◆ **What you should do**: All entries must be extracted exactly, with nothing added or dropped.

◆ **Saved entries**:
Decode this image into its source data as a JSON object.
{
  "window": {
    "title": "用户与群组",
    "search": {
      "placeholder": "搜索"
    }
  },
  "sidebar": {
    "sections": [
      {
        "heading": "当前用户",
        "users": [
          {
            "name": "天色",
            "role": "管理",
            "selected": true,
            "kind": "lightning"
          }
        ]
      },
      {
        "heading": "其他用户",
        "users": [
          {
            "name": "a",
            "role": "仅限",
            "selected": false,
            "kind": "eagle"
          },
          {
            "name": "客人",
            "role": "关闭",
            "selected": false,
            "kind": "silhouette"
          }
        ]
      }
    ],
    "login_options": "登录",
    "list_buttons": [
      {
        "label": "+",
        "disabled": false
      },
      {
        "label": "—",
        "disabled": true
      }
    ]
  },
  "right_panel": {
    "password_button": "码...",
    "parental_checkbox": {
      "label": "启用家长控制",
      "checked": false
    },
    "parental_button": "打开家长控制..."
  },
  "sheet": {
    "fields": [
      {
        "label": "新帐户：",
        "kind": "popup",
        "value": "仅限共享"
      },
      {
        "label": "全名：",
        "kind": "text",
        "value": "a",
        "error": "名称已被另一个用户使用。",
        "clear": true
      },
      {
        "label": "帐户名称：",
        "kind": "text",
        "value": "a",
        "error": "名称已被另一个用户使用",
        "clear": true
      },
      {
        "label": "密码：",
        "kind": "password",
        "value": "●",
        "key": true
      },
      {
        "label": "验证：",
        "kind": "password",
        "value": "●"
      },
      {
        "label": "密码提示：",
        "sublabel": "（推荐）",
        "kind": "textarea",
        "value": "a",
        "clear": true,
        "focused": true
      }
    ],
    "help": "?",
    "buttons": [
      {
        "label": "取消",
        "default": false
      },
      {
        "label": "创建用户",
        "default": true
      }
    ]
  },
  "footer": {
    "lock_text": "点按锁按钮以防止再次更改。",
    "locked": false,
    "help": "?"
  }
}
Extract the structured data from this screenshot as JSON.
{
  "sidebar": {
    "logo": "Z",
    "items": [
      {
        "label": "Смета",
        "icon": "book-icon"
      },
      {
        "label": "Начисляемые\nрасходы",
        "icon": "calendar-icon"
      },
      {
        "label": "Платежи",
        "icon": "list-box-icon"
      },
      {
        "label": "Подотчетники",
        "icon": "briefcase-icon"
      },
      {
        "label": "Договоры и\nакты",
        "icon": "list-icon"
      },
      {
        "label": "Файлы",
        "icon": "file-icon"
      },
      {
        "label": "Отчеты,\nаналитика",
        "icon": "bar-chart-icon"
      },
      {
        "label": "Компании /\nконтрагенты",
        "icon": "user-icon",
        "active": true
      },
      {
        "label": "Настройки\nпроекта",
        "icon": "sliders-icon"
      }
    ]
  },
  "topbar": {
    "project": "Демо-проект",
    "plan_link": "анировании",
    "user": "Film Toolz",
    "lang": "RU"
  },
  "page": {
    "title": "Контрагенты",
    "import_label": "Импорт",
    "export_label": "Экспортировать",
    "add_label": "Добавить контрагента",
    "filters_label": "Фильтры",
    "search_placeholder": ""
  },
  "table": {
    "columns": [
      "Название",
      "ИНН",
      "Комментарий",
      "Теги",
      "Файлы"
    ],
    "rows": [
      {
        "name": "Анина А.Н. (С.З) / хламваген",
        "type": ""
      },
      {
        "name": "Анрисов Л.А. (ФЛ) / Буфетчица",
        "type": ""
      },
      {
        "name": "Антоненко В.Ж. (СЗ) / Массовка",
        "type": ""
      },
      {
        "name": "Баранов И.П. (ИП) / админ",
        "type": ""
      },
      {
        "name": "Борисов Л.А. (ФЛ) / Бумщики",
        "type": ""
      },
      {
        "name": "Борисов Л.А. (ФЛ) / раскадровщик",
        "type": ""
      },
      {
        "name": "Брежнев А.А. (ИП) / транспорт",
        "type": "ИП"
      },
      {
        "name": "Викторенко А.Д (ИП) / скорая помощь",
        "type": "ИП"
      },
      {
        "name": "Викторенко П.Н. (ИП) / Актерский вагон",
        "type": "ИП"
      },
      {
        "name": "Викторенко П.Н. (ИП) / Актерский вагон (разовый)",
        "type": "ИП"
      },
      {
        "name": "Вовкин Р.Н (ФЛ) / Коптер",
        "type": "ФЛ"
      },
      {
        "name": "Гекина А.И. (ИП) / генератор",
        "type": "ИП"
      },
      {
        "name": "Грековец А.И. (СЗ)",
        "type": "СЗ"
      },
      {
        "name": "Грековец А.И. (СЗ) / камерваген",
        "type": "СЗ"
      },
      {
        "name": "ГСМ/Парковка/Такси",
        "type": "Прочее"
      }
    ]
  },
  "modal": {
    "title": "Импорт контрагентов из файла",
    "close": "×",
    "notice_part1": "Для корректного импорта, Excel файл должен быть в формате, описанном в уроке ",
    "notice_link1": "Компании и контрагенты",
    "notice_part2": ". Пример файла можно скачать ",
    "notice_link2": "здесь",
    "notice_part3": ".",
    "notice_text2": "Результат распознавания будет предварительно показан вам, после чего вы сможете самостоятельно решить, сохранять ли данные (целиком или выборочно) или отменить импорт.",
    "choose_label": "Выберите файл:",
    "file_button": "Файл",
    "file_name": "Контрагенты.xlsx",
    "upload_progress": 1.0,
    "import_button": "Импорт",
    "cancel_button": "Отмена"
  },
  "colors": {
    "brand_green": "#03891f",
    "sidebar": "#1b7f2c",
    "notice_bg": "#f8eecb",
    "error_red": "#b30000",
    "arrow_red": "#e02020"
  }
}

◆ **Result of this exercise**:
Decode this image into its source data as a JSON object.
{
  "window": {
    "title": "用户与群组",
    "search": {
      "placeholder": "搜索"
    }
  },
  "sidebar": {
    "sections": [
      {
        "heading": "当前用户",
        "users": [
          {
            "name": "天色",
            "role": "管理",
            "selected": true,
            "kind": "lightning"
          }
        ]
      },
      {
        "heading": "其他用户",
        "users": [
          {
            "name": "a",
            "role": "仅限",
            "selected": false,
            "kind": "eagle"
          },
          {
            "name": "客人",
            "role": "关闭",
            "selected": false,
            "kind": "silhouette"
          }
        ]
      }
    ],
    "login_options": "登录",
    "list_buttons": [
      {
        "label": "+",
        "disabled": false
      },
      {
        "label": "—",
        "disabled": true
      }
    ]
  },
  "right_panel": {
    "password_button": "码...",
    "parental_checkbox": {
      "label": "启用家长控制",
      "checked": false
    },
    "parental_button": "打开家长控制..."
  },
  "sheet": {
    "fields": [
      {
        "label": "新帐户：",
        "kind": "popup",
        "value": "仅限共享"
      },
      {
        "label": "全名：",
        "kind": "text",
        "value": "a",
        "error": "名称已被另一个用户使用。",
        "clear": true
      },
      {
        "label": "帐户名称：",
        "kind": "text",
        "value": "a",
        "error": "名称已被另一个用户使用",
        "clear": true
      },
      {
        "label": "密码：",
        "kind": "password",
        "value": "●",
        "key": true
      },
      {
        "label": "验证：",
        "kind": "password",
        "value": "●"
      },
      {
        "label": "密码提示：",
        "sublabel": "（推荐）",
        "kind": "textarea",
        "value": "a",
        "clear": true,
        "focused": true
      }
    ],
    "help": "?",
    "buttons": [
      {
        "label": "取消",
        "default": false
      },
      {
        "label": "创建用户",
        "default": true
      }
    ]
  },
  "footer": {
    "lock_text": "点按锁按钮以防止再次更改。",
    "locked": false,
    "help": "?"
  }
}
Extract the structured data from this screenshot as JSON.
{
  "sidebar": {
    "logo": "Z",
    "items": [
      {
        "label": "Смета",
        "icon": "book-icon"
      },
      {
        "label": "Начисляемые\nрасходы",
        "icon": "calendar-icon"
      },
      {
        "label": "Платежи",
        "icon": "list-box-icon"
      },
      {
        "label": "Подотчетники",
        "icon": "briefcase-icon"
      },
      {
        "label": "Договоры и\nакты",
        "icon": "list-icon"
      },
      {
        "label": "Файлы",
        "icon": "file-icon"
      },
      {
        "label": "Отчеты,\nаналитика",
        "icon": "bar-chart-icon"
      },
      {
        "label": "Компании /\nконтрагенты",
        "icon": "user-icon",
        "active": true
      },
      {
        "label": "Настройки\nпроекта",
        "icon": "sliders-icon"
      }
    ]
  },
  "topbar": {
    "project": "Демо-проект",
    "plan_link": "анировании",
    "user": "Film Toolz",
    "lang": "RU"
  },
  "page": {
    "title": "Контрагенты",
    "import_label": "Импорт",
    "export_label": "Экспортировать",
    "add_label": "Добавить контрагента",
    "filters_label": "Фильтры",
    "search_placeholder": ""
  },
  "table": {
    "columns": [
      "Название",
      "ИНН",
      "Комментарий",
      "Теги",
      "Файлы"
    ],
    "rows": [
      {
        "name": "Анина А.Н. (С.З) / хламваген",
        "type": ""
      },
      {
        "name": "Анрисов Л.А. (ФЛ) / Буфетчица",
        "type": ""
      },
      {
        "name": "Антоненко В.Ж. (СЗ) / Массовка",
        "type": ""
      },
      {
        "name": "Баранов И.П. (ИП) / админ",
        "type": ""
      },
      {
        "name": "Борисов Л.А. (ФЛ) / Бумщики",
        "type": ""
      },
      {
        "name": "Борисов Л.А. (ФЛ) / раскадровщик",
        "type": ""
      },
      {
        "name": "Брежнев А.А. (ИП) / транспорт",
        "type": "ИП"
      },
      {
        "name": "Викторенко А.Д (ИП) / скорая помощь",
        "type": "ИП"
      },
      {
        "name": "Викторенко П.Н. (ИП) / Актерский вагон",
        "type": "ИП"
      },
      {
        "name": "Викторенко П.Н. (ИП) / Актерский вагон (разовый)",
        "type": "ИП"
      },
      {
        "name": "Вовкин Р.Н (ФЛ) / Коптер",
        "type": "ФЛ"
      },
      {
        "name": "Гекина А.И. (ИП) / генератор",
        "type": "ИП"
      },
      {
        "name": "Грековец А.И. (СЗ)",
        "type": "СЗ"
      },
      {
        "name": "Грековец А.И. (СЗ) / камерваген",
        "type": "СЗ"
      },
      {
        "name": "ГСМ/Парковка/Такси",
        "type": "Прочее"
      }
    ]
  },
  "modal": {
    "title": "Импорт контрагентов из файла",
    "close": "×",
    "notice_part1": "Для корректного импорта, Excel файл должен быть в формате, описанном в уроке ",
    "notice_link1": "Компании и контрагенты",
    "notice_part2": ". Пример файла можно скачать ",
    "notice_link2": "здесь",
    "notice_part3": ".",
    "notice_text2": "Результат распознавания будет предварительно показан вам, после чего вы сможете самостоятельно решить, сохранять ли данные (целиком или выборочно) или отменить импорт.",
    "choose_label": "Выберите файл:",
    "file_button": "Файл",
    "file_name": "Контрагенты.xlsx",
    "upload_progress": 1.0,
    "import_button": "Импорт",
    "cancel_button": "Отмена"
  },
  "colors": {
    "brand_green": "#03891f",
    "sidebar": "#1b7f2c",
    "notice_bg": "#f8eecb",
    "error_red": "#b30000",
    "arrow_red": "#e02020"
  }
}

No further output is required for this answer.